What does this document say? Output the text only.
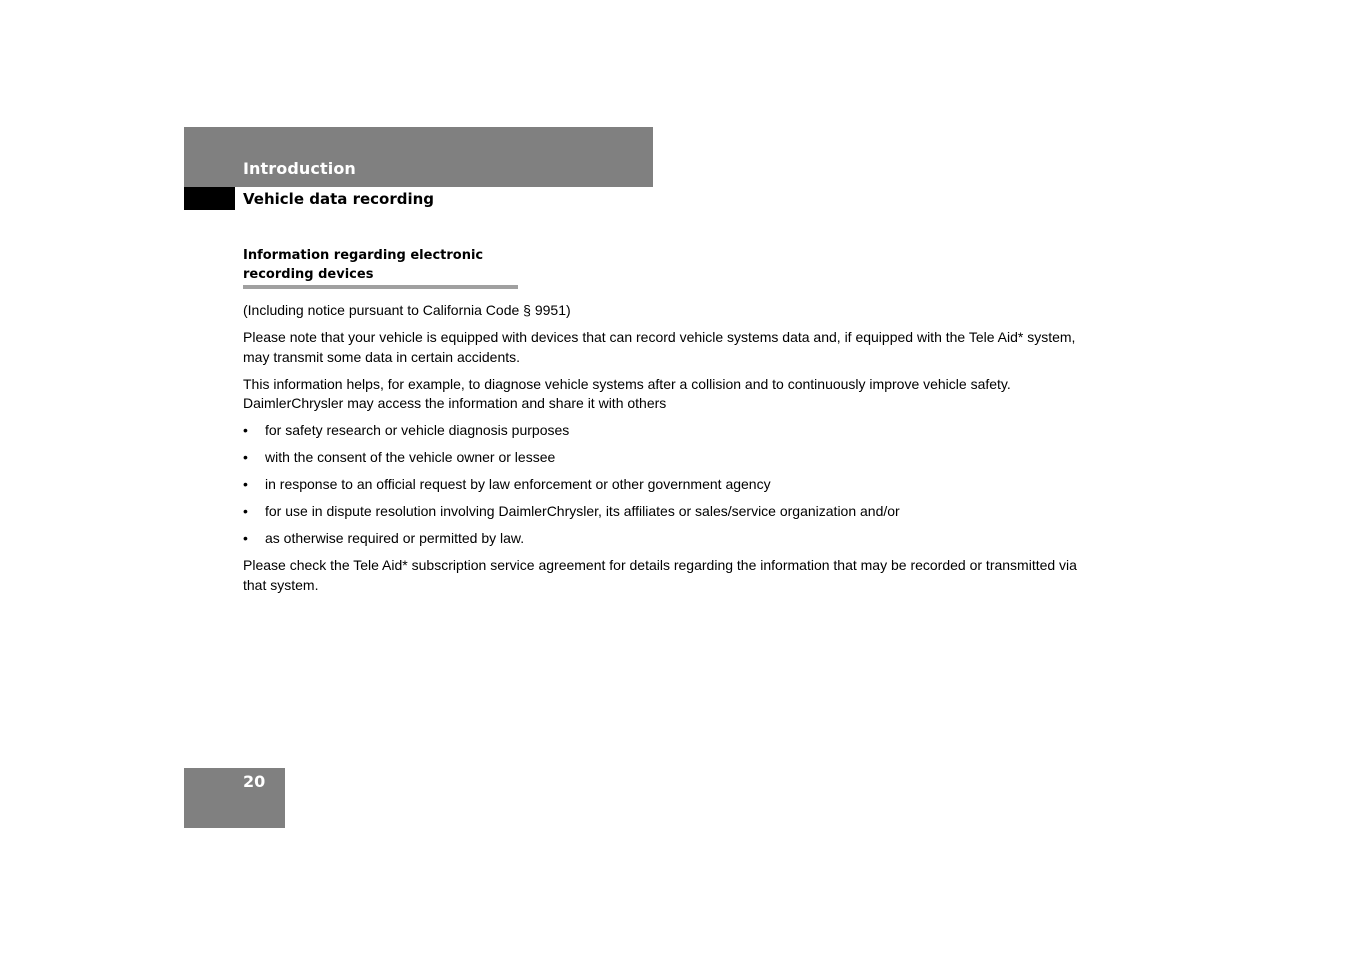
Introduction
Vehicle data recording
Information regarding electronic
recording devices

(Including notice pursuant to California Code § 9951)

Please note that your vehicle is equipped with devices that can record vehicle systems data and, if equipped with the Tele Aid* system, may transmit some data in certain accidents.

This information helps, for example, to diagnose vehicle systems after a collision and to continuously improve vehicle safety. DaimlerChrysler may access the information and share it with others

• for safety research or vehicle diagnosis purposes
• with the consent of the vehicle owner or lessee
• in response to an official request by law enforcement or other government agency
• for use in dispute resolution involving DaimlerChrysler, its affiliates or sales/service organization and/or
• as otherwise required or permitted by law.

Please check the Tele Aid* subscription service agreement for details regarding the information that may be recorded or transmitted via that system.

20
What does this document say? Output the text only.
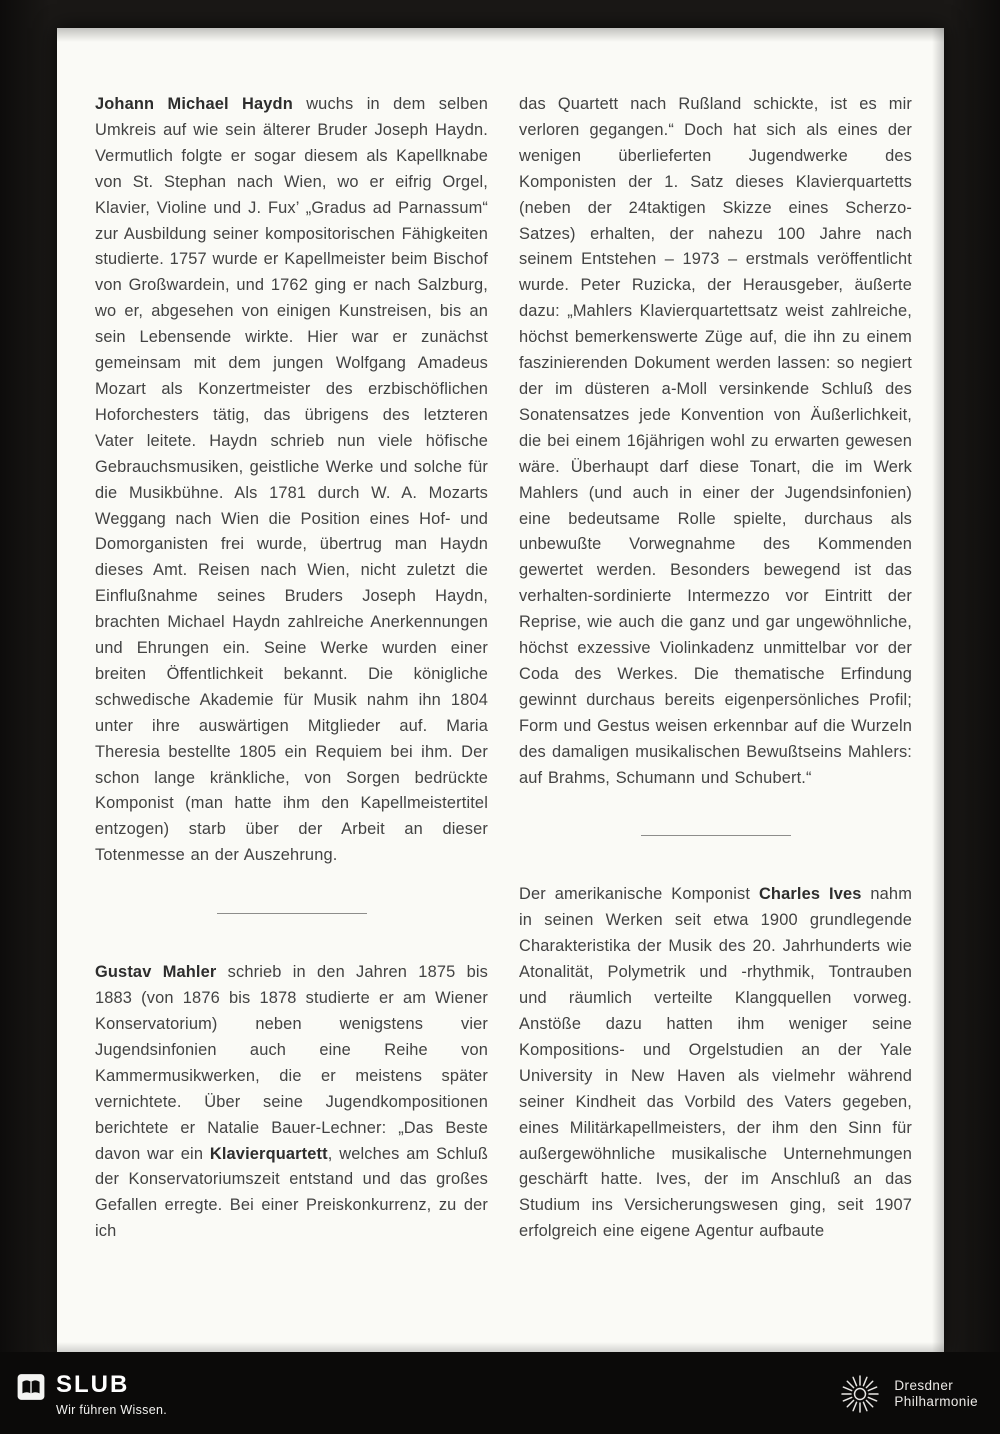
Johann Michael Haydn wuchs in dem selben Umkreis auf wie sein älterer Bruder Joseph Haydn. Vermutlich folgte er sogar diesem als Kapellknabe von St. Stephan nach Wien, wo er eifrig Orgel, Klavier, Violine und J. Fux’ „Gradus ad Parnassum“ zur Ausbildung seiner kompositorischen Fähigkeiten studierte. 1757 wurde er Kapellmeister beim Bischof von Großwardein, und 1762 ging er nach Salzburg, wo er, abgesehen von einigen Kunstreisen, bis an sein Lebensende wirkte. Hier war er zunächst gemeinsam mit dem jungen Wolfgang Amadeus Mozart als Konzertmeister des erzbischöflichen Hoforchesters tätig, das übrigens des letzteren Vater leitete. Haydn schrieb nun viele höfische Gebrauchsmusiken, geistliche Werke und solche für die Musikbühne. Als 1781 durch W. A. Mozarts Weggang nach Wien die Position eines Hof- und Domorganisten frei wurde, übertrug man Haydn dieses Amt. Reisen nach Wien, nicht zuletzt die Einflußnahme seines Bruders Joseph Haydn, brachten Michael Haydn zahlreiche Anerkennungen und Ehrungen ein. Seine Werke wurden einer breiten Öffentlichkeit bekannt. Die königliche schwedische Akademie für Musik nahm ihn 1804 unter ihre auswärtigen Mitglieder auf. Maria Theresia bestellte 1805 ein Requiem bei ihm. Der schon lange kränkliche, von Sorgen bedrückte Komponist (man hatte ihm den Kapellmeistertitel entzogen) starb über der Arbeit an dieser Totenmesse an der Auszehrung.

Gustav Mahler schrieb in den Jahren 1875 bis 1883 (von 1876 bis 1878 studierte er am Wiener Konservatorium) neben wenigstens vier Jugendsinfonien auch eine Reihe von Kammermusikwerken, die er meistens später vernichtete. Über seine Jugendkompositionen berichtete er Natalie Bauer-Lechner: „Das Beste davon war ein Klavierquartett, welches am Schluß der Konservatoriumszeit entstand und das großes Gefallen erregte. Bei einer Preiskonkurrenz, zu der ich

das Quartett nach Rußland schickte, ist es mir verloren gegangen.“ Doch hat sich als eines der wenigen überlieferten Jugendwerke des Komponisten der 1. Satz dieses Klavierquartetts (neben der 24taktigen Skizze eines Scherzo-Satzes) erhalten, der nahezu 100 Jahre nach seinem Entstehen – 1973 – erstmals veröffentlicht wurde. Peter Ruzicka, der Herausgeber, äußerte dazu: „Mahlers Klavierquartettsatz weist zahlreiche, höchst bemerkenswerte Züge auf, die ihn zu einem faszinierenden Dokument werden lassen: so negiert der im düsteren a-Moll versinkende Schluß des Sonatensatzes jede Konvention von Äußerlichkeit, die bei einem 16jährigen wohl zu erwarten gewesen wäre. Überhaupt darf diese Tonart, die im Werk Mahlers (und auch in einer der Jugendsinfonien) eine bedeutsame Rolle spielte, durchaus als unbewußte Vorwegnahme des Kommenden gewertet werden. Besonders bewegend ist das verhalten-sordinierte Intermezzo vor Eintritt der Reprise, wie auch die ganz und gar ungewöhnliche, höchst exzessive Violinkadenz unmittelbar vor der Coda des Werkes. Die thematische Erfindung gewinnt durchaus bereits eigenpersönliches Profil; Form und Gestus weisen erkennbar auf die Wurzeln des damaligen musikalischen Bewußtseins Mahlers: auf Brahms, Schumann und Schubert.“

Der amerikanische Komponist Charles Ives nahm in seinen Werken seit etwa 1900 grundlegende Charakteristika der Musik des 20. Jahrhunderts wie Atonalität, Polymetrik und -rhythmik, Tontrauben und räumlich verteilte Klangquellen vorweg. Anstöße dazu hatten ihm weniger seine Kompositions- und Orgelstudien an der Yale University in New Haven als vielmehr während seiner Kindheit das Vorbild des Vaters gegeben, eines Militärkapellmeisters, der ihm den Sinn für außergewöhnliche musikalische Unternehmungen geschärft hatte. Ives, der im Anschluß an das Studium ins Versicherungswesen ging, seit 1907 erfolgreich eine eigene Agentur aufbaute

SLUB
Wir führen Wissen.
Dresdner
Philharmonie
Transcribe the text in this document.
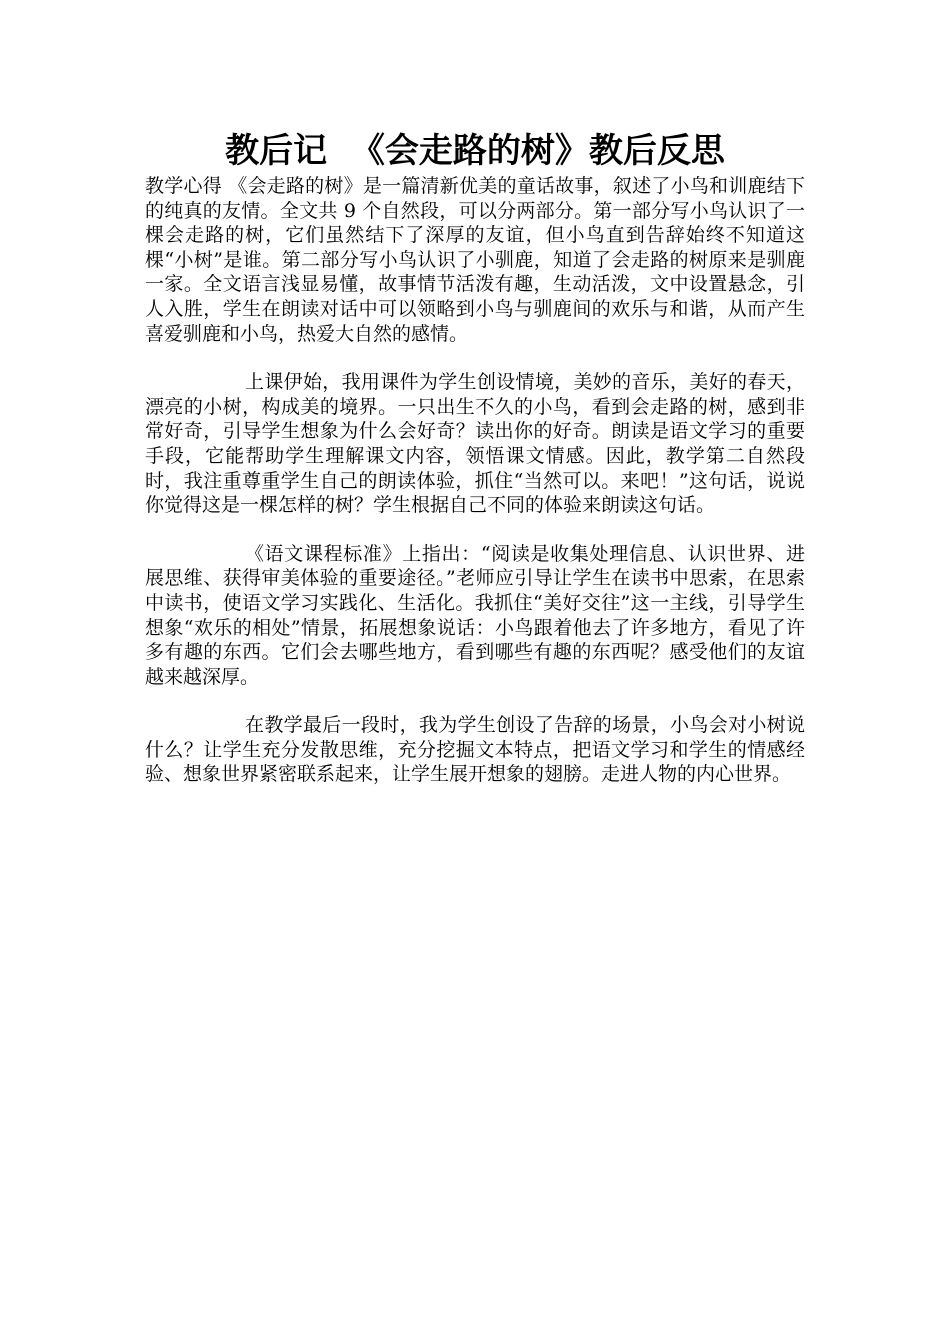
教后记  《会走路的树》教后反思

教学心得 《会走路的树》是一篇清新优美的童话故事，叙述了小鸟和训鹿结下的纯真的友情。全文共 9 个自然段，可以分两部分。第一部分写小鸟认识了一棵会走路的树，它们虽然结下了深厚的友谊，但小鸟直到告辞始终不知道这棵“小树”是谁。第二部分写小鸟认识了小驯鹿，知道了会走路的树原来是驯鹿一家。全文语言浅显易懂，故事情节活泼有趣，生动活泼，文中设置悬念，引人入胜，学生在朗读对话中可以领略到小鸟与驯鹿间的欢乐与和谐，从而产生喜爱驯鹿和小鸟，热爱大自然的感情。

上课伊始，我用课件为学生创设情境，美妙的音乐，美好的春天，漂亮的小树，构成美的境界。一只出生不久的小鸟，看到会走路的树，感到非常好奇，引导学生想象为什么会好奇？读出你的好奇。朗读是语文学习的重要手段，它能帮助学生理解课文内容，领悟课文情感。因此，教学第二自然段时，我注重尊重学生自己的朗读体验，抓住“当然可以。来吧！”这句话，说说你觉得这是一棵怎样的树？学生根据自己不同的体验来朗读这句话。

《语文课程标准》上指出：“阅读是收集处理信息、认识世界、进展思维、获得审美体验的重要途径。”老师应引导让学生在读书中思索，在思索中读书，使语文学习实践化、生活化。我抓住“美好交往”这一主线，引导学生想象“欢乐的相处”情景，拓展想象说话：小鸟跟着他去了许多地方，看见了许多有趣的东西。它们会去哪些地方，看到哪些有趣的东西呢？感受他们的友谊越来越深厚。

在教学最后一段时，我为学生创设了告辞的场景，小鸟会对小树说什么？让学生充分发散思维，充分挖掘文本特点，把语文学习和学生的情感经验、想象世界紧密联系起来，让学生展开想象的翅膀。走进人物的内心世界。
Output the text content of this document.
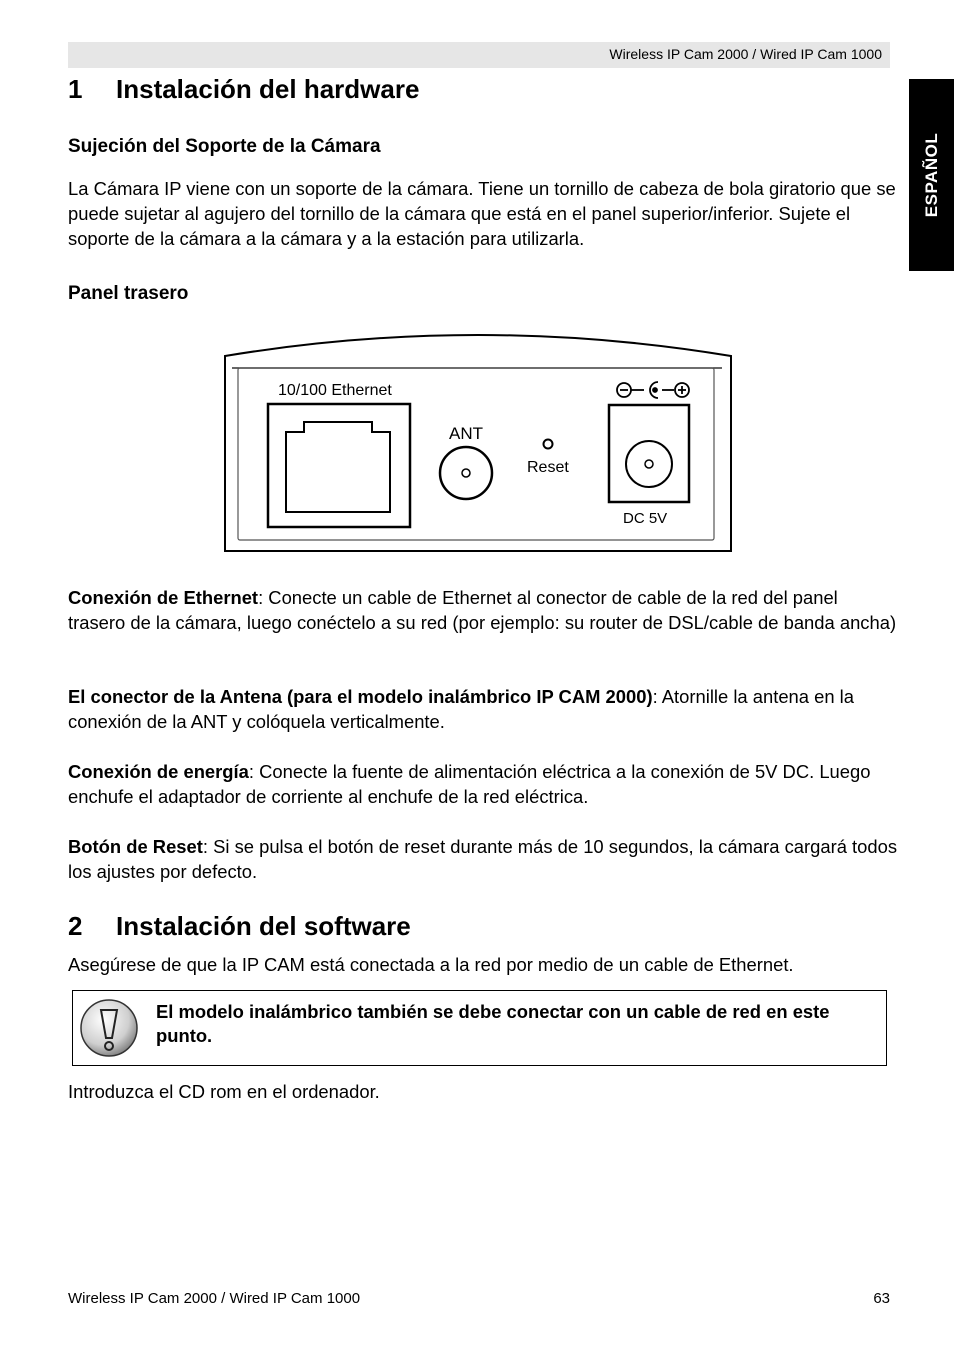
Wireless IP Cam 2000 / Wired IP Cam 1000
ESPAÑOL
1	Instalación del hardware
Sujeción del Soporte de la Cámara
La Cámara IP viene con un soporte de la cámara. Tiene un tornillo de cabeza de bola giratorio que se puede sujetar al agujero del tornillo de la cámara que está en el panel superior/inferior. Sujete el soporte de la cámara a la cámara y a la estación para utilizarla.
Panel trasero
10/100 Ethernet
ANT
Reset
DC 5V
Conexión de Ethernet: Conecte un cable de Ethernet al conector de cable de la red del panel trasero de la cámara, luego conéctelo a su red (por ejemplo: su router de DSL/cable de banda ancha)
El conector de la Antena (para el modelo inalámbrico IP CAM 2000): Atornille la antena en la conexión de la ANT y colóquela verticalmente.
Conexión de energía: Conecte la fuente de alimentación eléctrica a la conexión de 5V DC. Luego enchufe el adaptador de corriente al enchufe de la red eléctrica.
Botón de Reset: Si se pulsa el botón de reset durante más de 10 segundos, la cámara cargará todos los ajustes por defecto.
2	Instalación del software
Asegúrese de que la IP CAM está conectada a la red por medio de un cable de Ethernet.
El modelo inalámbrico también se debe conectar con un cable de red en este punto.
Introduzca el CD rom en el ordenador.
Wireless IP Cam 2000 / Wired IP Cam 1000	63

WHAT IS BEING ASKED
Starting from the line where "Output the text content of this document." appears, copy every line through the end of the material, both ends included, but no pictures.

RESULT OF THE TASK
Output the text content of this document.
Wireless IP Cam 2000 / Wired IP Cam 1000
ESPAÑOL
1	Instalación del hardware
Sujeción del Soporte de la Cámara
La Cámara IP viene con un soporte de la cámara. Tiene un tornillo de cabeza de bola giratorio que se puede sujetar al agujero del tornillo de la cámara que está en el panel superior/inferior. Sujete el soporte de la cámara a la cámara y a la estación para utilizarla.
Panel trasero
10/100 Ethernet
ANT
Reset
DC 5V
Conexión de Ethernet: Conecte un cable de Ethernet al conector de cable de la red del panel trasero de la cámara, luego conéctelo a su red (por ejemplo: su router de DSL/cable de banda ancha)
El conector de la Antena (para el modelo inalámbrico IP CAM 2000): Atornille la antena en la conexión de la ANT y colóquela verticalmente.
Conexión de energía: Conecte la fuente de alimentación eléctrica a la conexión de 5V DC. Luego enchufe el adaptador de corriente al enchufe de la red eléctrica.
Botón de Reset: Si se pulsa el botón de reset durante más de 10 segundos, la cámara cargará todos los ajustes por defecto.
2	Instalación del software
Asegúrese de que la IP CAM está conectada a la red por medio de un cable de Ethernet.
El modelo inalámbrico también se debe conectar con un cable de red en este punto.
Introduzca el CD rom en el ordenador.
Wireless IP Cam 2000 / Wired IP Cam 1000	63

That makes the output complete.